_Set problem_
Leave the pictures out. Return all other data exactly.

********

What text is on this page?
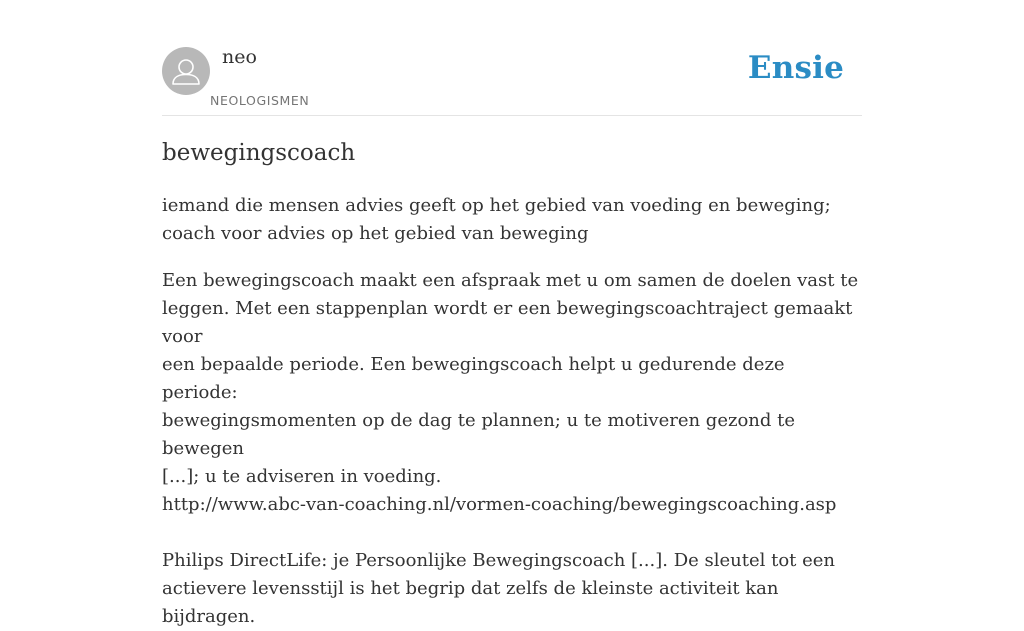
neo
NEOLOGISMEN
Ensie
bewegingscoach

iemand die mensen advies geeft op het gebied van voeding en beweging; coach voor advies op het gebied van beweging

Een bewegingscoach maakt een afspraak met u om samen de doelen vast te
leggen. Met een stappenplan wordt er een bewegingscoachtraject gemaakt voor
een bepaalde periode. Een bewegingscoach helpt u gedurende deze periode:
bewegingsmomenten op de dag te plannen; u te motiveren gezond te bewegen
[...]; u te adviseren in voeding.
http://www.abc-van-coaching.nl/vormen-coaching/bewegingscoaching.asp
Philips DirectLife: je Persoonlijke Bewegingscoach [...]. De sleutel tot een
actievere levensstijl is het begrip dat zelfs de kleinste activiteit kan bijdragen.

********

_Reply to the task_
What text is on this page?
neo
NEOLOGISMEN
Ensie
bewegingscoach

iemand die mensen advies geeft op het gebied van voeding en beweging; coach voor advies op het gebied van beweging

Een bewegingscoach maakt een afspraak met u om samen de doelen vast te
leggen. Met een stappenplan wordt er een bewegingscoachtraject gemaakt voor
een bepaalde periode. Een bewegingscoach helpt u gedurende deze periode:
bewegingsmomenten op de dag te plannen; u te motiveren gezond te bewegen
[...]; u te adviseren in voeding.
http://www.abc-van-coaching.nl/vormen-coaching/bewegingscoaching.asp
Philips DirectLife: je Persoonlijke Bewegingscoach [...]. De sleutel tot een
actievere levensstijl is het begrip dat zelfs de kleinste activiteit kan bijdragen.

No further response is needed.